-- Start of Items --

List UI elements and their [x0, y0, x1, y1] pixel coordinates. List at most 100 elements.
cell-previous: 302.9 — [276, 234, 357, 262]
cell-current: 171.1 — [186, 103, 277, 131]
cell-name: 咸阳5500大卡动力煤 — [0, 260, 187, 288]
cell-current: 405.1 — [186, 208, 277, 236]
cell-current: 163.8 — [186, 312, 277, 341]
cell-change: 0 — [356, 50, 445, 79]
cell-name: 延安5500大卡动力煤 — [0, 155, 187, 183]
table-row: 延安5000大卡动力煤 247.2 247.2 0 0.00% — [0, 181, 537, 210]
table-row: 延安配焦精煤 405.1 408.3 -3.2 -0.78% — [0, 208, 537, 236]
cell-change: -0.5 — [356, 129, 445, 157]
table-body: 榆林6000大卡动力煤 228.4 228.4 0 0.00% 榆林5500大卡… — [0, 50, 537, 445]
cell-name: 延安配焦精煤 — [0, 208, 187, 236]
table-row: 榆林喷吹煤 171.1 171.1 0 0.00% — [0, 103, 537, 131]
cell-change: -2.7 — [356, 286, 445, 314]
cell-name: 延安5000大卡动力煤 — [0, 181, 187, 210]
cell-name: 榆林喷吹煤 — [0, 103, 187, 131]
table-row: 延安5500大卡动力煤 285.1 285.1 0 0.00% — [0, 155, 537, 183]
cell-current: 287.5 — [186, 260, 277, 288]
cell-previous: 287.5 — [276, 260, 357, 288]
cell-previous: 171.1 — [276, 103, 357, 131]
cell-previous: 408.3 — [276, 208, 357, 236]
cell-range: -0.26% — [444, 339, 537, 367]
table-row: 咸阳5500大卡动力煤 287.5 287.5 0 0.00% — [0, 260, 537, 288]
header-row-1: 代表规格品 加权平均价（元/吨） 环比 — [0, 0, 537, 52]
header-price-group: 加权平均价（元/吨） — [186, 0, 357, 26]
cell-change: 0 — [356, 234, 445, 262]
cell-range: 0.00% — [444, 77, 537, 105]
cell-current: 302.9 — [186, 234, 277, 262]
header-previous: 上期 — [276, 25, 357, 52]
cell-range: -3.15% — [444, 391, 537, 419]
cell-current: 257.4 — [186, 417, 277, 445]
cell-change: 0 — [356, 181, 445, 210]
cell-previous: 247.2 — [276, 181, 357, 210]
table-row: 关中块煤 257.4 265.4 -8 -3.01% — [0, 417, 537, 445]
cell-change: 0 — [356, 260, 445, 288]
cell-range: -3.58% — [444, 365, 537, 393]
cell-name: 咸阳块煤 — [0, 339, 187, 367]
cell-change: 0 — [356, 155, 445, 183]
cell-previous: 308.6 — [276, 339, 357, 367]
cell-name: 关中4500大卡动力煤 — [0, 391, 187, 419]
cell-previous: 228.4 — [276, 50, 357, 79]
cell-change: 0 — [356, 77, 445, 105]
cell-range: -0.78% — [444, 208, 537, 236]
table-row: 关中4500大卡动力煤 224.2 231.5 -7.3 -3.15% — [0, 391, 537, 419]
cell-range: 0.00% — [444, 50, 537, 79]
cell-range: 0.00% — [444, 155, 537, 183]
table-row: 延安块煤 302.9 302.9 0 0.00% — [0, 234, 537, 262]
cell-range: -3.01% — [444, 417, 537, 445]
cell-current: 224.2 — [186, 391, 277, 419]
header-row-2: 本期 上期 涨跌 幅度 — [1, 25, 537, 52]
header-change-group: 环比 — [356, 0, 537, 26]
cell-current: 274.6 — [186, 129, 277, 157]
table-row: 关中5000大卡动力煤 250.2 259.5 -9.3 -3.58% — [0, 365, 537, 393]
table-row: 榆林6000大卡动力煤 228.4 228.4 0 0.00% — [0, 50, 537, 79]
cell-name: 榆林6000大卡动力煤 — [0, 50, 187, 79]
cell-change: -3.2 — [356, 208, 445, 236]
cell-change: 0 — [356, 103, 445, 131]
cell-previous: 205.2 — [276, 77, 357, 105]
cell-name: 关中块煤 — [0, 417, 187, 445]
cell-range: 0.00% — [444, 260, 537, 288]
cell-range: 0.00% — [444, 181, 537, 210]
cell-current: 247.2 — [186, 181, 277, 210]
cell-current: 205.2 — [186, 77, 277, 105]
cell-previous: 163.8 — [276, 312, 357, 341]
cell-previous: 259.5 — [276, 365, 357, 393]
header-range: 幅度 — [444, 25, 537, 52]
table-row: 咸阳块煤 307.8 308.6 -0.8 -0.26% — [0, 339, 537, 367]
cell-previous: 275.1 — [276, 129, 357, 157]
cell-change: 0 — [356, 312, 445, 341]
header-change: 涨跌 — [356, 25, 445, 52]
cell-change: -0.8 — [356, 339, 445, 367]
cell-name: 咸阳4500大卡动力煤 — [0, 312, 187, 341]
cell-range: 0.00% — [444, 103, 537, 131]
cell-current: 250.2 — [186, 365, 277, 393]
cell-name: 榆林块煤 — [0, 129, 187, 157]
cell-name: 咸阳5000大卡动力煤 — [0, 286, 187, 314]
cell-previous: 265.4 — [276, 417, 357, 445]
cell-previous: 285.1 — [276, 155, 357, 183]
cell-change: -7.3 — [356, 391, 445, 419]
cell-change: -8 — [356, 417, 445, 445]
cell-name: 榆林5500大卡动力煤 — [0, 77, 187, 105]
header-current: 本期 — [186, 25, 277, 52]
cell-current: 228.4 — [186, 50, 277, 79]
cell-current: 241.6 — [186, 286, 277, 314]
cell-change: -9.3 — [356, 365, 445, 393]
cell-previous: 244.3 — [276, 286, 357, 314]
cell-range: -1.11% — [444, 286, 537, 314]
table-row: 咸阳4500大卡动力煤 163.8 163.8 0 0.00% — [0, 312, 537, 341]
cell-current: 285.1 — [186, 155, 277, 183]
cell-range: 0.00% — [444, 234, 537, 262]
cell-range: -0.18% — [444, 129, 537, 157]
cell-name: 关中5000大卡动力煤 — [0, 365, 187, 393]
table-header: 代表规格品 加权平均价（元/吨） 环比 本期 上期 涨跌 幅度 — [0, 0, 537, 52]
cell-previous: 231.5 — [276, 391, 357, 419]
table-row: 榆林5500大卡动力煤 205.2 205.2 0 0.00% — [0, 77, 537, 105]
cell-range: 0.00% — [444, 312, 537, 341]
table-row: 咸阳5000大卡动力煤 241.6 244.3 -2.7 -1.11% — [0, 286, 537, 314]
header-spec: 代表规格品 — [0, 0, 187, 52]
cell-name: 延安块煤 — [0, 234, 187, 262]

-- End of Items --

#### What you have to do:
Present every line of the data above as a JSON list of strings, with one string per line and blank lines omitted.

#### Written solution:
[
  "List UI elements and their [x0, y0, x1, y1] pixel coordinates. List at most 100 elements.",
  "cell-previous: 302.9 — [276, 234, 357, 262]",
  "cell-current: 171.1 — [186, 103, 277, 131]",
  "cell-name: 咸阳5500大卡动力煤 — [0, 260, 187, 288]",
  "cell-current: 405.1 — [186, 208, 277, 236]",
  "cell-current: 163.8 — [186, 312, 277, 341]",
  "cell-change: 0 — [356, 50, 445, 79]",
  "cell-name: 延安5500大卡动力煤 — [0, 155, 187, 183]",
  "table-row: 延安5000大卡动力煤 247.2 247.2 0 0.00% — [0, 181, 537, 210]",
  "table-row: 延安配焦精煤 405.1 408.3 -3.2 -0.78% — [0, 208, 537, 236]",
  "cell-change: -0.5 — [356, 129, 445, 157]",
  "table-body: 榆林6000大卡动力煤 228.4 228.4 0 0.00% 榆林5500大卡… — [0, 50, 537, 445]",
  "cell-name: 延安配焦精煤 — [0, 208, 187, 236]",
  "table-row: 榆林喷吹煤 171.1 171.1 0 0.00% — [0, 103, 537, 131]",
  "cell-change: -2.7 — [356, 286, 445, 314]",
  "cell-name: 延安5000大卡动力煤 — [0, 181, 187, 210]",
  "cell-name: 榆林喷吹煤 — [0, 103, 187, 131]",
  "table-row: 延安5500大卡动力煤 285.1 285.1 0 0.00% — [0, 155, 537, 183]",
  "cell-current: 287.5 — [186, 260, 277, 288]",
  "cell-previous: 287.5 — [276, 260, 357, 288]",
  "cell-previous: 171.1 — [276, 103, 357, 131]",
  "cell-previous: 408.3 — [276, 208, 357, 236]",
  "cell-range: -0.26% — [444, 339, 537, 367]",
  "table-row: 咸阳5500大卡动力煤 287.5 287.5 0 0.00% — [0, 260, 537, 288]",
  "header-row-1: 代表规格品 加权平均价（元/吨） 环比 — [0, 0, 537, 52]",
  "header-price-group: 加权平均价（元/吨） — [186, 0, 357, 26]",
  "cell-change: 0 — [356, 234, 445, 262]",
  "cell-range: 0.00% — [444, 77, 537, 105]",
  "cell-current: 302.9 — [186, 234, 277, 262]",
  "header-previous: 上期 — [276, 25, 357, 52]",
  "cell-range: -3.15% — [444, 391, 537, 419]",
  "cell-current: 257.4 — [186, 417, 277, 445]",
  "cell-change: 0 — [356, 181, 445, 210]",
  "cell-previous: 247.2 — [276, 181, 357, 210]",
  "table-row: 关中块煤 257.4 265.4 -8 -3.01% — [0, 417, 537, 445]",
  "cell-change: 0 — [356, 260, 445, 288]",
  "cell-range: -3.58% — [444, 365, 537, 393]",
  "cell-name: 咸阳块煤 — [0, 339, 187, 367]",
  "cell-change: 0 — [356, 155, 445, 183]",
  "cell-previous: 308.6 — [276, 339, 357, 367]",
  "cell-name: 关中4500大卡动力煤 — [0, 391, 187, 419]",
  "cell-previous: 228.4 — [276, 50, 357, 79]",
  "cell-change: 0 — [356, 77, 445, 105]",
  "cell-range: -0.78% — [444, 208, 537, 236]",
  "table-row: 关中4500大卡动力煤 224.2 231.5 -7.3 -3.15% — [0, 391, 537, 419]",
  "cell-range: 0.00% — [444, 50, 537, 79]",
  "cell-range: 0.00% — [444, 155, 537, 183]",
  "table-row: 延安块煤 302.9 302.9 0 0.00% — [0, 234, 537, 262]",
  "cell-range: -3.01% — [444, 417, 537, 445]",
  "cell-current: 224.2 — [186, 391, 277, 419]",
  "header-row-2: 本期 上期 涨跌 幅度 — [1, 25, 537, 52]",
  "header-change-group: 环比 — [356, 0, 537, 26]",
  "cell-current: 274.6 — [186, 129, 277, 157]",
  "table-row: 关中5000大卡动力煤 250.2 259.5 -9.3 -3.58% — [0, 365, 537, 393]",
  "table-row: 榆林6000大卡动力煤 228.4 228.4 0 0.00% — [0, 50, 537, 79]",
  "cell-name: 榆林6000大卡动力煤 — [0, 50, 187, 79]",
  "cell-change: -3.2 — [356, 208, 445, 236]",
  "cell-change: 0 — [356, 103, 445, 131]",
  "cell-previous: 205.2 — [276, 77, 357, 105]",
  "cell-name: 关中块煤 — [0, 417, 187, 445]",
  "cell-range: 0.00% — [444, 260, 537, 288]",
  "cell-range: 0.00% — [444, 181, 537, 210]",
  "cell-current: 247.2 — [186, 181, 277, 210]",
  "cell-current: 205.2 — [186, 77, 277, 105]",
  "cell-previous: 163.8 — [276, 312, 357, 341]",
  "cell-previous: 259.5 — [276, 365, 357, 393]",
  "header-range: 幅度 — [444, 25, 537, 52]",
  "table-row: 咸阳块煤 307.8 308.6 -0.8 -0.26% — [0, 339, 537, 367]",
  "cell-previous: 275.1 — [276, 129, 357, 157]",
  "cell-change: 0 — [356, 312, 445, 341]",
  "header-change: 涨跌 — [356, 25, 445, 52]",
  "cell-change: -0.8 — [356, 339, 445, 367]",
  "cell-name: 咸阳4500大卡动力煤 — [0, 312, 187, 341]",
  "cell-range: 0.00% — [444, 103, 537, 131]",
  "cell-current: 250.2 — [186, 365, 277, 393]",
  "cell-name: 榆林块煤 — [0, 129, 187, 157]",
  "cell-name: 咸阳5000大卡动力煤 — [0, 286, 187, 314]",
  "cell-previous: 265.4 — [276, 417, 357, 445]",
  "cell-previous: 285.1 — [276, 155, 357, 183]",
  "cell-change: -7.3 — [356, 391, 445, 419]",
  "cell-change: -8 — [356, 417, 445, 445]",
  "cell-name: 榆林5500大卡动力煤 — [0, 77, 187, 105]",
  "header-current: 本期 — [186, 25, 277, 52]",
  "cell-current: 228.4 — [186, 50, 277, 79]",
  "cell-current: 241.6 — [186, 286, 277, 314]",
  "cell-change: -9.3 — [356, 365, 445, 393]",
  "cell-previous: 244.3 — [276, 286, 357, 314]",
  "cell-range: -1.11% — [444, 286, 537, 314]",
  "table-row: 咸阳4500大卡动力煤 163.8 163.8 0 0.00% — [0, 312, 537, 341]",
  "cell-current: 285.1 — [186, 155, 277, 183]",
  "cell-range: 0.00% — [444, 234, 537, 262]",
  "cell-range: -0.18% — [444, 129, 537, 157]",
  "cell-name: 关中5000大卡动力煤 — [0, 365, 187, 393]",
  "table-header: 代表规格品 加权平均价（元/吨） 环比 本期 上期 涨跌 幅度 — [0, 0, 537, 52]",
  "cell-previous: 231.5 — [276, 391, 357, 419]",
  "table-row: 榆林5500大卡动力煤 205.2 205.2 0 0.00% — [0, 77, 537, 105]",
  "cell-range: 0.00% — [444, 312, 537, 341]",
  "table-row: 咸阳5000大卡动力煤 241.6 244.3 -2.7 -1.11% — [0, 286, 537, 314]",
  "header-spec: 代表规格品 — [0, 0, 187, 52]",
  "cell-name: 延安块煤 — [0, 234, 187, 262]"
]